• **SHORT PROBLEM**:
Show every line in the entries below where the word "name" appears.

Stored entries

################

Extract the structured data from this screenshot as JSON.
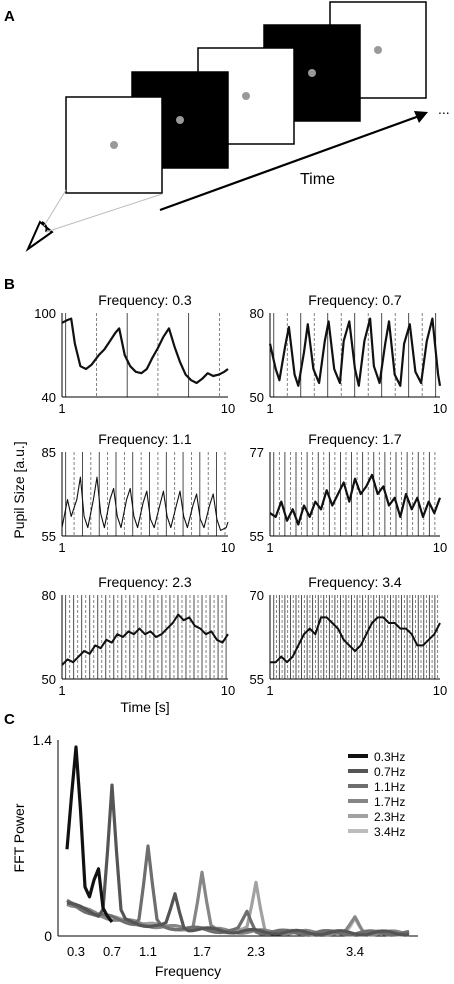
{
  "panels": {
    "a": {
      "label": "A",
      "time_label": "Time",
      "ellipsis": "...",
      "frame_colors": [
        "#ffffff",
        "#000000",
        "#ffffff",
        "#000000",
        "#ffffff"
      ],
      "fixation_color": "#999999"
    },
    "b": {
      "label": "B",
      "ylabel": "Pupil Size [a.u.]",
      "xlabel": "Time [s]"
    },
    "c": {
      "label": "C"
    }
  },
  "chart_data": [
    {
      "type": "line",
      "title": "Frequency: 0.3",
      "freq": 0.3,
      "xlim": [
        1,
        10
      ],
      "ylim": [
        40,
        100
      ],
      "yticks": [
        40,
        100
      ],
      "xticks": [
        1,
        10
      ],
      "x": [
        1.0,
        1.3,
        1.5,
        1.7,
        2.0,
        2.3,
        2.6,
        3.0,
        3.3,
        3.6,
        3.9,
        4.1,
        4.4,
        4.7,
        5.0,
        5.3,
        5.6,
        5.9,
        6.2,
        6.5,
        6.8,
        7.1,
        7.4,
        7.7,
        8.0,
        8.3,
        8.6,
        8.9,
        9.2,
        9.5,
        9.8,
        10.0
      ],
      "y": [
        93,
        95,
        96,
        78,
        62,
        60,
        63,
        70,
        74,
        80,
        86,
        89,
        70,
        62,
        58,
        57,
        60,
        68,
        75,
        83,
        89,
        76,
        65,
        56,
        52,
        50,
        53,
        57,
        55,
        56,
        58,
        60
      ],
      "stroke_width": 2.2
    },
    {
      "type": "line",
      "title": "Frequency: 0.7",
      "freq": 0.7,
      "xlim": [
        1,
        10
      ],
      "ylim": [
        50,
        80
      ],
      "yticks": [
        50,
        80
      ],
      "xticks": [
        1,
        10
      ],
      "x": [
        1.0,
        1.3,
        1.5,
        1.8,
        2.0,
        2.3,
        2.5,
        2.8,
        3.0,
        3.3,
        3.6,
        3.9,
        4.1,
        4.4,
        4.7,
        4.9,
        5.2,
        5.5,
        5.7,
        6.0,
        6.3,
        6.5,
        6.8,
        7.1,
        7.3,
        7.6,
        7.9,
        8.1,
        8.4,
        8.7,
        9.0,
        9.3,
        9.6,
        9.9,
        10.0
      ],
      "y": [
        69,
        60,
        56,
        68,
        75,
        58,
        54,
        66,
        76,
        60,
        55,
        70,
        77,
        60,
        55,
        70,
        77,
        60,
        54,
        70,
        78,
        61,
        55,
        69,
        77,
        58,
        54,
        69,
        76,
        59,
        55,
        70,
        78,
        58,
        54
      ],
      "stroke_width": 2.2
    },
    {
      "type": "line",
      "title": "Frequency: 1.1",
      "freq": 1.1,
      "xlim": [
        1,
        10
      ],
      "ylim": [
        55,
        85
      ],
      "yticks": [
        55,
        85
      ],
      "xticks": [
        1,
        10
      ],
      "x": [
        1.0,
        1.3,
        1.5,
        1.8,
        2.0,
        2.2,
        2.4,
        2.7,
        2.9,
        3.1,
        3.3,
        3.6,
        3.8,
        4.0,
        4.2,
        4.5,
        4.7,
        4.9,
        5.1,
        5.4,
        5.6,
        5.8,
        6.0,
        6.3,
        6.5,
        6.7,
        6.9,
        7.2,
        7.4,
        7.6,
        7.8,
        8.1,
        8.3,
        8.5,
        8.7,
        9.0,
        9.2,
        9.4,
        9.6,
        9.9,
        10.0
      ],
      "y": [
        58,
        68,
        62,
        68,
        76,
        62,
        58,
        68,
        76,
        63,
        58,
        68,
        72,
        62,
        58,
        68,
        72,
        62,
        58,
        67,
        71,
        61,
        58,
        66,
        71,
        62,
        58,
        66,
        71,
        62,
        58,
        66,
        70,
        61,
        58,
        66,
        70,
        61,
        57,
        58,
        60
      ],
      "stroke_width": 1.1
    },
    {
      "type": "line",
      "title": "Frequency: 1.7",
      "freq": 1.7,
      "xlim": [
        1,
        10
      ],
      "ylim": [
        55,
        77
      ],
      "yticks": [
        55,
        77
      ],
      "xticks": [
        1,
        10
      ],
      "x": [
        1.0,
        1.3,
        1.6,
        1.9,
        2.2,
        2.5,
        2.8,
        3.1,
        3.4,
        3.7,
        4.0,
        4.3,
        4.6,
        4.9,
        5.2,
        5.5,
        5.8,
        6.1,
        6.4,
        6.7,
        7.0,
        7.3,
        7.6,
        7.9,
        8.2,
        8.5,
        8.8,
        9.1,
        9.4,
        9.7,
        10.0
      ],
      "y": [
        61,
        60,
        64,
        59,
        62,
        58,
        63,
        60,
        64,
        62,
        67,
        63,
        66,
        69,
        64,
        70,
        66,
        68,
        71,
        66,
        68,
        63,
        65,
        60,
        66,
        62,
        65,
        60,
        64,
        61,
        65
      ],
      "stroke_width": 2.2
    },
    {
      "type": "line",
      "title": "Frequency: 2.3",
      "freq": 2.3,
      "xlim": [
        1,
        10
      ],
      "ylim": [
        50,
        80
      ],
      "yticks": [
        50,
        80
      ],
      "xticks": [
        1,
        10
      ],
      "x": [
        1.0,
        1.3,
        1.6,
        1.9,
        2.2,
        2.5,
        2.8,
        3.1,
        3.4,
        3.7,
        4.0,
        4.3,
        4.6,
        4.9,
        5.2,
        5.5,
        5.8,
        6.1,
        6.4,
        6.7,
        7.0,
        7.3,
        7.6,
        7.9,
        8.2,
        8.5,
        8.8,
        9.1,
        9.4,
        9.7,
        10.0
      ],
      "y": [
        55,
        57,
        56,
        58,
        60,
        59,
        62,
        61,
        64,
        63,
        66,
        65,
        67,
        66,
        68,
        66,
        67,
        65,
        66,
        68,
        70,
        73,
        71,
        72,
        69,
        68,
        66,
        67,
        64,
        63,
        66
      ],
      "stroke_width": 2.0
    },
    {
      "type": "line",
      "title": "Frequency: 3.4",
      "freq": 3.4,
      "xlim": [
        1,
        10
      ],
      "ylim": [
        55,
        70
      ],
      "yticks": [
        55,
        70
      ],
      "xticks": [
        1,
        10
      ],
      "x": [
        1.0,
        1.3,
        1.6,
        1.9,
        2.2,
        2.5,
        2.8,
        3.1,
        3.4,
        3.7,
        4.0,
        4.3,
        4.6,
        4.9,
        5.2,
        5.5,
        5.8,
        6.1,
        6.4,
        6.7,
        7.0,
        7.3,
        7.6,
        7.9,
        8.2,
        8.5,
        8.8,
        9.1,
        9.4,
        9.7,
        10.0
      ],
      "y": [
        58,
        58,
        59,
        58,
        59,
        61,
        63,
        64,
        63,
        66,
        66,
        65,
        64,
        62,
        61,
        60,
        61,
        63,
        65,
        66,
        66,
        65,
        65,
        64,
        64,
        63,
        61,
        61,
        62,
        63,
        65
      ],
      "stroke_width": 2.0
    },
    {
      "type": "line",
      "xlabel": "Frequency",
      "ylabel": "FFT Power",
      "ylim": [
        0,
        1.4
      ],
      "xlim": [
        0.3,
        3.4
      ],
      "yticks": [
        "0",
        "1.4"
      ],
      "xticks": [
        "0.3",
        "0.7",
        "1.1",
        "1.7",
        "2.3",
        "3.4"
      ],
      "xtick_values": [
        0.3,
        0.7,
        1.1,
        1.7,
        2.3,
        3.4
      ],
      "series": [
        {
          "name": "0.3Hz",
          "color": "#111111",
          "peak": 0.3,
          "amp": 1.35,
          "x": [
            0.2,
            0.25,
            0.3,
            0.35,
            0.4,
            0.45,
            0.5,
            0.55,
            0.6,
            0.65,
            0.7
          ],
          "y": [
            0.62,
            1.0,
            1.35,
            0.9,
            0.35,
            0.28,
            0.4,
            0.48,
            0.2,
            0.14,
            0.1
          ]
        },
        {
          "name": "0.7Hz",
          "color": "#555555",
          "peak": 0.7,
          "amp": 0.95
        },
        {
          "name": "1.1Hz",
          "color": "#6e6e6e",
          "peak": 1.1,
          "amp": 0.55
        },
        {
          "name": "1.7Hz",
          "color": "#868686",
          "peak": 1.7,
          "amp": 0.42
        },
        {
          "name": "2.3Hz",
          "color": "#a1a1a1",
          "peak": 2.3,
          "amp": 0.36
        },
        {
          "name": "3.4Hz",
          "color": "#bcbcbc",
          "peak": 3.4,
          "amp": 0.12
        }
      ]
    }
  ]
}
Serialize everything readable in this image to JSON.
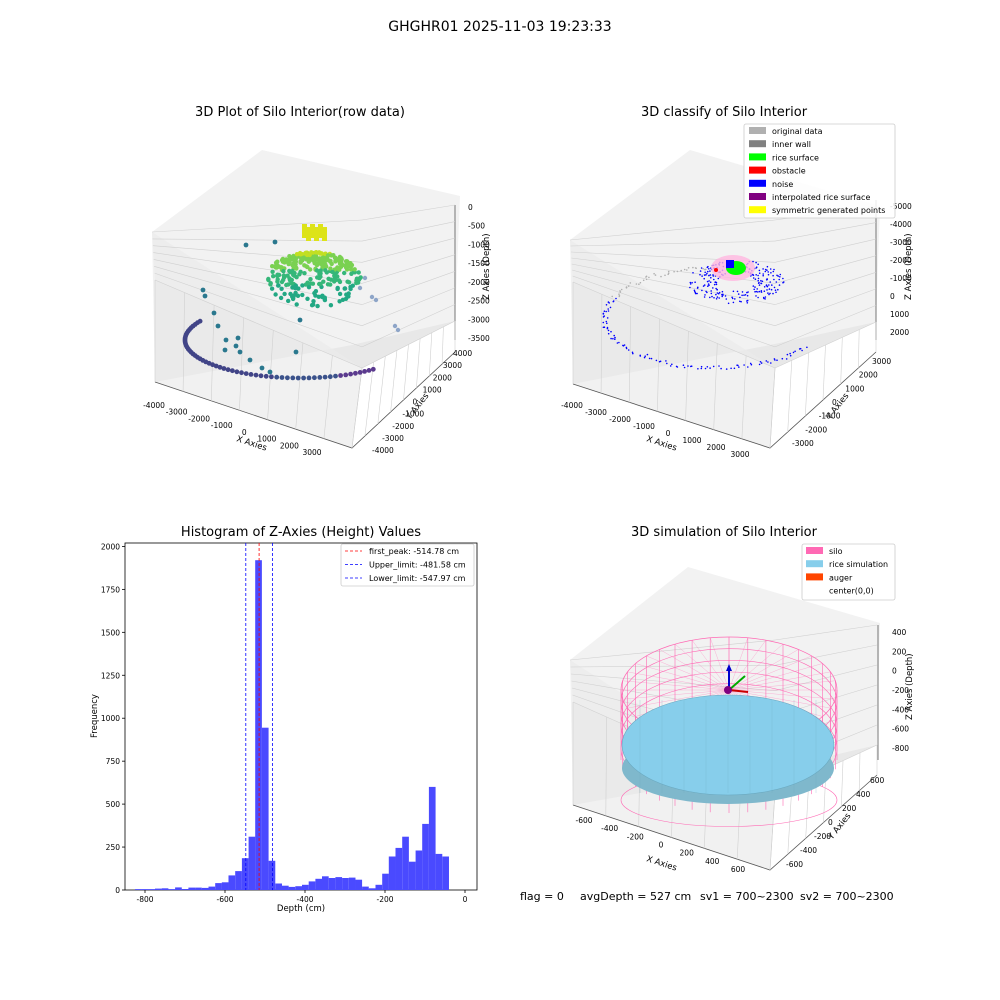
{
  "figure": {
    "suptitle": "GHGHR01 2025-11-03 19:23:33"
  },
  "status": {
    "flag": "flag = 0",
    "avg_depth": "avgDepth = 527 cm",
    "sv1": "sv1 = 700~2300",
    "sv2": "sv2 = 700~2300"
  },
  "chart_data": [
    {
      "type": "scatter",
      "projection": "3d",
      "title": "3D Plot of Silo Interior(row data)",
      "xlabel": "X Axies",
      "ylabel": "Y Axies",
      "zlabel": "Z Axies (Depth)",
      "xticks": [
        -4000,
        -3000,
        -2000,
        -1000,
        0,
        1000,
        2000,
        3000
      ],
      "yticks": [
        -4000,
        -3000,
        -2000,
        -1000,
        0,
        1000,
        2000,
        3000,
        4000
      ],
      "zticks": [
        -3500,
        -3000,
        -2500,
        -2000,
        -1500,
        -1000,
        -500,
        0
      ],
      "colormap": "viridis",
      "point_groups": [
        {
          "name": "rice pile",
          "z_approx": -800,
          "color": "#8fd744"
        },
        {
          "name": "outer ring",
          "z_approx": -3400,
          "color": "#3b528b"
        },
        {
          "name": "scattered wall points",
          "z_approx": -2500,
          "color": "#21918c"
        }
      ]
    },
    {
      "type": "scatter",
      "projection": "3d",
      "title": "3D classify of Silo Interior",
      "xlabel": "X Axies",
      "ylabel": "Y Axies",
      "zlabel": "Z Axies (Depth)",
      "xticks": [
        -4000,
        -3000,
        -2000,
        -1000,
        0,
        1000,
        2000,
        3000
      ],
      "yticks": [
        -3000,
        -2000,
        -1000,
        0,
        1000,
        2000,
        3000
      ],
      "zticks": [
        -5000,
        -4000,
        -3000,
        -2000,
        -1000,
        0,
        1000,
        2000
      ],
      "legend": [
        {
          "label": "original data",
          "color": "#b0b0b0"
        },
        {
          "label": "inner wall",
          "color": "#808080"
        },
        {
          "label": "rice surface",
          "color": "#00ff00"
        },
        {
          "label": "obstacle",
          "color": "#ff0000"
        },
        {
          "label": "noise",
          "color": "#0000ff"
        },
        {
          "label": "interpolated rice surface",
          "color": "#800080"
        },
        {
          "label": "symmetric generated points",
          "color": "#ffff00"
        }
      ],
      "legend_position": "top-right"
    },
    {
      "type": "bar",
      "title": "Histogram of Z-Axies (Height) Values",
      "xlabel": "Depth (cm)",
      "ylabel": "Frequency",
      "xlim": [
        -850,
        30
      ],
      "ylim": [
        0,
        2020
      ],
      "xticks": [
        -800,
        -600,
        -400,
        -200,
        0
      ],
      "yticks": [
        0,
        250,
        500,
        750,
        1000,
        1250,
        1500,
        1750,
        2000
      ],
      "bar_color": "#4a4aff",
      "bin_width": 16.7,
      "bin_start": -825,
      "values": [
        5,
        5,
        5,
        8,
        10,
        5,
        15,
        6,
        14,
        14,
        12,
        20,
        40,
        45,
        85,
        110,
        185,
        310,
        1920,
        945,
        170,
        38,
        25,
        18,
        22,
        30,
        50,
        65,
        80,
        70,
        75,
        70,
        72,
        60,
        20,
        10,
        30,
        95,
        195,
        245,
        310,
        165,
        230,
        385,
        600,
        210,
        195
      ],
      "vlines": [
        {
          "label": "first_peak: -514.78 cm",
          "x": -514.78,
          "color": "#ff0000"
        },
        {
          "label": "Upper_limit: -481.58 cm",
          "x": -481.58,
          "color": "#0000ff"
        },
        {
          "label": "Lower_limit: -547.97 cm",
          "x": -547.97,
          "color": "#0000ff"
        }
      ],
      "legend_position": "top-right",
      "grid": false
    },
    {
      "type": "surface",
      "projection": "3d",
      "title": "3D simulation of Silo Interior",
      "xlabel": "X Axies",
      "ylabel": "Y Axies",
      "zlabel": "Z Axies (Depth)",
      "xticks": [
        -600,
        -400,
        -200,
        0,
        200,
        400,
        600
      ],
      "yticks": [
        -600,
        -400,
        -200,
        0,
        200,
        400,
        600
      ],
      "zticks": [
        -800,
        -600,
        -400,
        -200,
        0,
        200,
        400
      ],
      "legend": [
        {
          "label": "silo",
          "color": "#ff69b4"
        },
        {
          "label": "rice simulation",
          "color": "#87ceeb"
        },
        {
          "label": "auger",
          "color": "#ff4500"
        },
        {
          "label": "center(0,0)",
          "color": ""
        }
      ],
      "legend_position": "top-right"
    }
  ]
}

################

• **EXERCISE OUTPUT**:
          "name": "0.3Hz",
          "name": "0.7Hz",
          "name": "1.1Hz",
          "name": "1.7Hz",
          "name": "2.3Hz",
          "name": "3.4Hz",
          "name": "rice pile",
          "name": "outer ring",
          "name": "scattered wall points",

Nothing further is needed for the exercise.